··· RECORDS SHOWN ···

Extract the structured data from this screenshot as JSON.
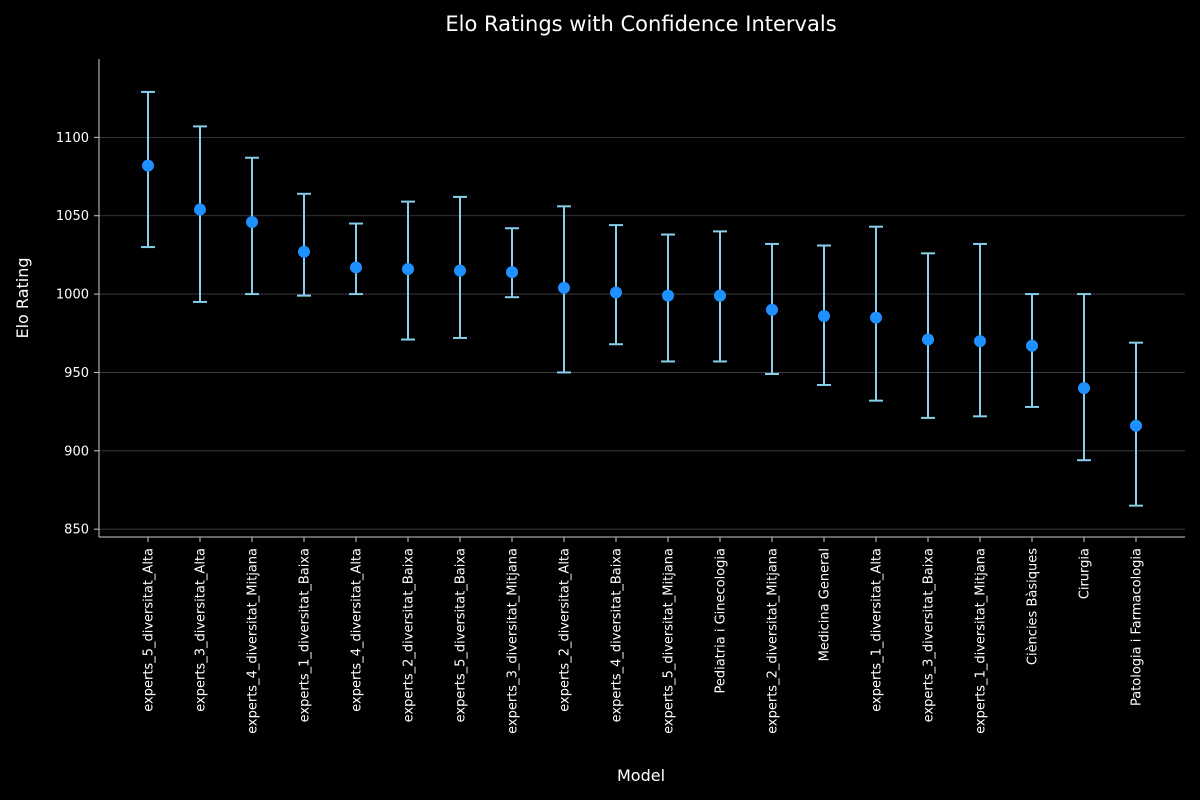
{
  "chart_data": {
    "type": "scatter",
    "title": "Elo Ratings with Confidence Intervals",
    "xlabel": "Model",
    "ylabel": "Elo Rating",
    "ylim": [
      845,
      1150
    ],
    "yticks": [
      850,
      900,
      950,
      1000,
      1050,
      1100
    ],
    "grid": "horizontal",
    "colors": {
      "point": "#1e90ff",
      "errorbar": "#87ceeb",
      "grid": "#444444",
      "axis": "#cccccc",
      "background": "#000000"
    },
    "categories": [
      "experts_5_diversitat_Alta",
      "experts_3_diversitat_Alta",
      "experts_4_diversitat_Mitjana",
      "experts_1_diversitat_Baixa",
      "experts_4_diversitat_Alta",
      "experts_2_diversitat_Baixa",
      "experts_5_diversitat_Baixa",
      "experts_3_diversitat_Mitjana",
      "experts_2_diversitat_Alta",
      "experts_4_diversitat_Baixa",
      "experts_5_diversitat_Mitjana",
      "Pediatria i Ginecologia",
      "experts_2_diversitat_Mitjana",
      "Medicina General",
      "experts_1_diversitat_Alta",
      "experts_3_diversitat_Baixa",
      "experts_1_diversitat_Mitjana",
      "Ciències Bàsiques",
      "Cirurgia",
      "Patologia i Farmacologia"
    ],
    "values": [
      1082,
      1054,
      1046,
      1027,
      1017,
      1016,
      1015,
      1014,
      1004,
      1001,
      999,
      999,
      990,
      986,
      985,
      971,
      970,
      967,
      940,
      916
    ],
    "ci_low": [
      1030,
      995,
      1000,
      999,
      1000,
      971,
      972,
      998,
      950,
      968,
      957,
      957,
      949,
      942,
      932,
      921,
      922,
      928,
      894,
      865
    ],
    "ci_high": [
      1129,
      1107,
      1087,
      1064,
      1045,
      1059,
      1062,
      1042,
      1056,
      1044,
      1038,
      1040,
      1032,
      1031,
      1043,
      1026,
      1032,
      1000,
      1000,
      969
    ]
  }
}
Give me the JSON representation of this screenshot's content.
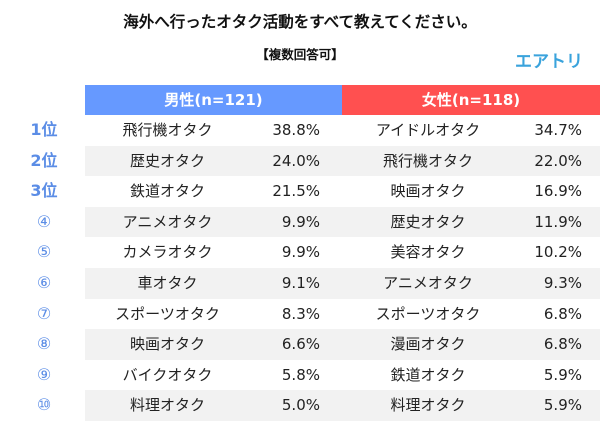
{
  "chart_data": {
    "type": "table",
    "title": "海外へ行ったオタク活動をすべて教えてください。",
    "subtitle": "【複数回答可】",
    "brand": "エアトリ",
    "columns": [
      {
        "name": "男性(n=121)",
        "color": "#6699ff"
      },
      {
        "name": "女性(n=118)",
        "color": "#ff5050"
      }
    ],
    "rows": [
      {
        "rank": "1位",
        "male_item": "飛行機オタク",
        "male_value": "38.8%",
        "female_item": "アイドルオタク",
        "female_value": "34.7%"
      },
      {
        "rank": "2位",
        "male_item": "歴史オタク",
        "male_value": "24.0%",
        "female_item": "飛行機オタク",
        "female_value": "22.0%"
      },
      {
        "rank": "3位",
        "male_item": "鉄道オタク",
        "male_value": "21.5%",
        "female_item": "映画オタク",
        "female_value": "16.9%"
      },
      {
        "rank": "④",
        "male_item": "アニメオタク",
        "male_value": "9.9%",
        "female_item": "歴史オタク",
        "female_value": "11.9%"
      },
      {
        "rank": "⑤",
        "male_item": "カメラオタク",
        "male_value": "9.9%",
        "female_item": "美容オタク",
        "female_value": "10.2%"
      },
      {
        "rank": "⑥",
        "male_item": "車オタク",
        "male_value": "9.1%",
        "female_item": "アニメオタク",
        "female_value": "9.3%"
      },
      {
        "rank": "⑦",
        "male_item": "スポーツオタク",
        "male_value": "8.3%",
        "female_item": "スポーツオタク",
        "female_value": "6.8%"
      },
      {
        "rank": "⑧",
        "male_item": "映画オタク",
        "male_value": "6.6%",
        "female_item": "漫画オタク",
        "female_value": "6.8%"
      },
      {
        "rank": "⑨",
        "male_item": "バイクオタク",
        "male_value": "5.8%",
        "female_item": "鉄道オタク",
        "female_value": "5.9%"
      },
      {
        "rank": "⑩",
        "male_item": "料理オタク",
        "male_value": "5.0%",
        "female_item": "料理オタク",
        "female_value": "5.9%"
      }
    ]
  }
}
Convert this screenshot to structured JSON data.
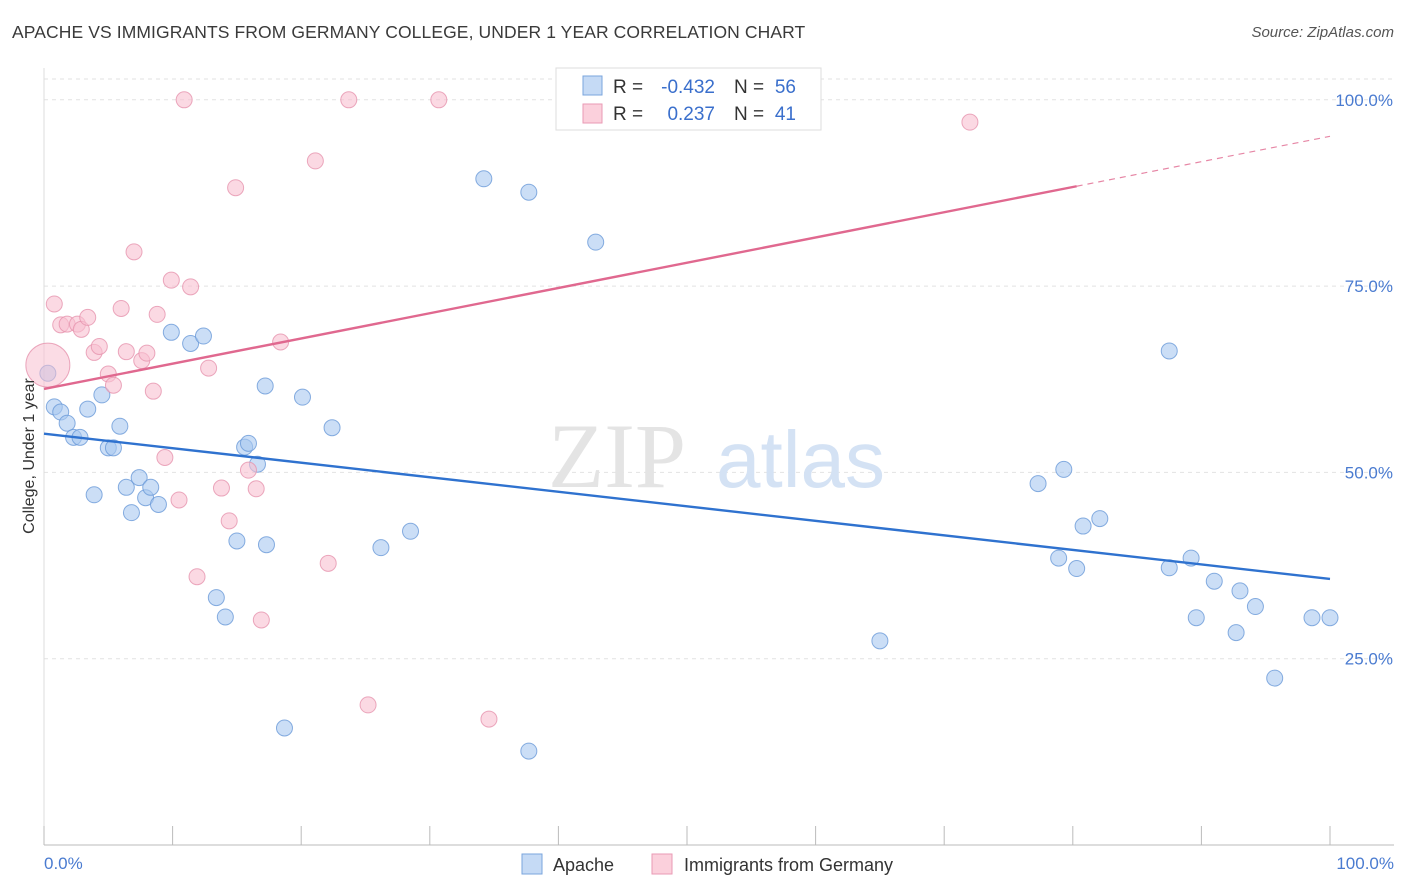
{
  "header": {
    "title": "APACHE VS IMMIGRANTS FROM GERMANY COLLEGE, UNDER 1 YEAR CORRELATION CHART",
    "source": "Source: ZipAtlas.com"
  },
  "watermark": {
    "zip": "ZIP",
    "atlas": "atlas"
  },
  "chart_data": {
    "type": "scatter",
    "ylabel": "College, Under 1 year",
    "xlim": [
      0,
      100
    ],
    "ylim": [
      0,
      104
    ],
    "x_tick_labels": [
      "0.0%",
      "100.0%"
    ],
    "y_ticks": [
      25,
      50,
      75,
      100
    ],
    "y_tick_labels": [
      "25.0%",
      "50.0%",
      "75.0%",
      "100.0%"
    ],
    "grid": true,
    "legend_position": "bottom-center",
    "stats": [
      {
        "r_label": "R =",
        "r_value": "-0.432",
        "n_label": "N =",
        "n_value": "56"
      },
      {
        "r_label": "R =",
        "r_value": "0.237",
        "n_label": "N =",
        "n_value": "41"
      }
    ],
    "series": [
      {
        "name": "Apache",
        "color": "#a9c8f0",
        "stroke": "#6a9ad8",
        "line_color": "#2f72cf",
        "trend": {
          "x": [
            0,
            100
          ],
          "y": [
            55.2,
            35.7
          ]
        },
        "points": [
          {
            "x": 0.3,
            "y": 63.3
          },
          {
            "x": 0.8,
            "y": 58.8
          },
          {
            "x": 1.3,
            "y": 58.1
          },
          {
            "x": 1.8,
            "y": 56.6
          },
          {
            "x": 2.3,
            "y": 54.7
          },
          {
            "x": 2.8,
            "y": 54.7
          },
          {
            "x": 3.4,
            "y": 58.5
          },
          {
            "x": 3.9,
            "y": 47.0
          },
          {
            "x": 4.5,
            "y": 60.4
          },
          {
            "x": 5.0,
            "y": 53.3
          },
          {
            "x": 5.4,
            "y": 53.3
          },
          {
            "x": 5.9,
            "y": 56.2
          },
          {
            "x": 6.4,
            "y": 48.0
          },
          {
            "x": 6.8,
            "y": 44.6
          },
          {
            "x": 7.4,
            "y": 49.3
          },
          {
            "x": 7.9,
            "y": 46.6
          },
          {
            "x": 8.3,
            "y": 48.0
          },
          {
            "x": 8.9,
            "y": 45.7
          },
          {
            "x": 9.9,
            "y": 68.8
          },
          {
            "x": 11.4,
            "y": 67.3
          },
          {
            "x": 12.4,
            "y": 68.3
          },
          {
            "x": 13.4,
            "y": 33.2
          },
          {
            "x": 14.1,
            "y": 30.6
          },
          {
            "x": 15.0,
            "y": 40.8
          },
          {
            "x": 15.6,
            "y": 53.4
          },
          {
            "x": 15.9,
            "y": 53.9
          },
          {
            "x": 16.6,
            "y": 51.1
          },
          {
            "x": 17.2,
            "y": 61.6
          },
          {
            "x": 17.3,
            "y": 40.3
          },
          {
            "x": 18.7,
            "y": 15.7
          },
          {
            "x": 20.1,
            "y": 60.1
          },
          {
            "x": 22.4,
            "y": 56.0
          },
          {
            "x": 26.2,
            "y": 39.9
          },
          {
            "x": 28.5,
            "y": 42.1
          },
          {
            "x": 34.2,
            "y": 89.4
          },
          {
            "x": 37.7,
            "y": 87.6
          },
          {
            "x": 37.7,
            "y": 12.6
          },
          {
            "x": 42.9,
            "y": 80.9
          },
          {
            "x": 65.0,
            "y": 27.4
          },
          {
            "x": 77.3,
            "y": 48.5
          },
          {
            "x": 78.9,
            "y": 38.5
          },
          {
            "x": 79.3,
            "y": 50.4
          },
          {
            "x": 80.3,
            "y": 37.1
          },
          {
            "x": 80.8,
            "y": 42.8
          },
          {
            "x": 82.1,
            "y": 43.8
          },
          {
            "x": 87.5,
            "y": 66.3
          },
          {
            "x": 87.5,
            "y": 37.2
          },
          {
            "x": 89.2,
            "y": 38.5
          },
          {
            "x": 89.6,
            "y": 30.5
          },
          {
            "x": 91.0,
            "y": 35.4
          },
          {
            "x": 92.7,
            "y": 28.5
          },
          {
            "x": 93.0,
            "y": 34.1
          },
          {
            "x": 94.2,
            "y": 32.0
          },
          {
            "x": 95.7,
            "y": 22.4
          },
          {
            "x": 98.6,
            "y": 30.5
          },
          {
            "x": 100.0,
            "y": 30.5
          }
        ]
      },
      {
        "name": "Immigrants from Germany",
        "color": "#f8c0d0",
        "stroke": "#e693ae",
        "line_color": "#e0688f",
        "trend": {
          "x": [
            0,
            80.3
          ],
          "y": [
            61.2,
            88.4
          ]
        },
        "trend_dashed": {
          "x": [
            80.3,
            100
          ],
          "y": [
            88.4,
            95.1
          ]
        },
        "points": [
          {
            "x": 0.3,
            "y": 64.4,
            "big": true
          },
          {
            "x": 0.8,
            "y": 72.6
          },
          {
            "x": 1.3,
            "y": 69.8
          },
          {
            "x": 1.8,
            "y": 69.9
          },
          {
            "x": 2.6,
            "y": 69.9
          },
          {
            "x": 2.9,
            "y": 69.2
          },
          {
            "x": 3.4,
            "y": 70.8
          },
          {
            "x": 3.9,
            "y": 66.1
          },
          {
            "x": 4.3,
            "y": 66.9
          },
          {
            "x": 5.0,
            "y": 63.2
          },
          {
            "x": 5.4,
            "y": 61.7
          },
          {
            "x": 6.0,
            "y": 72.0
          },
          {
            "x": 6.4,
            "y": 66.2
          },
          {
            "x": 7.0,
            "y": 79.6
          },
          {
            "x": 7.6,
            "y": 65.0
          },
          {
            "x": 8.0,
            "y": 66.0
          },
          {
            "x": 8.5,
            "y": 60.9
          },
          {
            "x": 8.8,
            "y": 71.2
          },
          {
            "x": 9.4,
            "y": 52.0
          },
          {
            "x": 9.9,
            "y": 75.8
          },
          {
            "x": 10.5,
            "y": 46.3
          },
          {
            "x": 10.9,
            "y": 100.0
          },
          {
            "x": 11.4,
            "y": 74.9
          },
          {
            "x": 11.9,
            "y": 36.0
          },
          {
            "x": 12.8,
            "y": 64.0
          },
          {
            "x": 13.8,
            "y": 47.9
          },
          {
            "x": 14.4,
            "y": 43.5
          },
          {
            "x": 14.9,
            "y": 88.2
          },
          {
            "x": 15.9,
            "y": 50.3
          },
          {
            "x": 16.5,
            "y": 47.8
          },
          {
            "x": 16.9,
            "y": 30.2
          },
          {
            "x": 18.4,
            "y": 67.5
          },
          {
            "x": 21.1,
            "y": 91.8
          },
          {
            "x": 22.1,
            "y": 37.8
          },
          {
            "x": 23.7,
            "y": 100.0
          },
          {
            "x": 25.2,
            "y": 18.8
          },
          {
            "x": 30.7,
            "y": 100.0
          },
          {
            "x": 34.6,
            "y": 16.9
          },
          {
            "x": 47.7,
            "y": 100.0
          },
          {
            "x": 50.6,
            "y": 100.0
          },
          {
            "x": 72.0,
            "y": 97.0
          }
        ]
      }
    ]
  }
}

···

### WRITTEN INSTRUCTION
Only the count is wanted: report how many lines of the material above hold the word "ylabel".

### ANSWER FOR THIS EXERCISE
2